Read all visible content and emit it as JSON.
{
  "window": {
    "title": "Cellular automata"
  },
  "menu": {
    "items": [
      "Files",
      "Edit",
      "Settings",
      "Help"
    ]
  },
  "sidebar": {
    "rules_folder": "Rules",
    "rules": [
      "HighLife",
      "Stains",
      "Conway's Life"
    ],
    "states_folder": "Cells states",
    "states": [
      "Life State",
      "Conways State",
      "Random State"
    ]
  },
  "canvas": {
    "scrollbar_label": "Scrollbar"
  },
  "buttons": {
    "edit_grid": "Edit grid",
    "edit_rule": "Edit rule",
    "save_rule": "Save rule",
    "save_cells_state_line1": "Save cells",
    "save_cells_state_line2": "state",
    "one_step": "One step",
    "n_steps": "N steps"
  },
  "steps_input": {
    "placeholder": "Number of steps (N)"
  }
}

## PROBLEM TO SOLVE
Write out every line of the data exactly, leaving nothing out.

## EXERCISE OUTPUT
Read all visible content and emit it as JSON.
{
  "window": {
    "title": "Cellular automata"
  },
  "menu": {
    "items": [
      "Files",
      "Edit",
      "Settings",
      "Help"
    ]
  },
  "sidebar": {
    "rules_folder": "Rules",
    "rules": [
      "HighLife",
      "Stains",
      "Conway's Life"
    ],
    "states_folder": "Cells states",
    "states": [
      "Life State",
      "Conways State",
      "Random State"
    ]
  },
  "canvas": {
    "scrollbar_label": "Scrollbar"
  },
  "buttons": {
    "edit_grid": "Edit grid",
    "edit_rule": "Edit rule",
    "save_rule": "Save rule",
    "save_cells_state_line1": "Save cells",
    "save_cells_state_line2": "state",
    "one_step": "One step",
    "n_steps": "N steps"
  },
  "steps_input": {
    "placeholder": "Number of steps (N)"
  }
}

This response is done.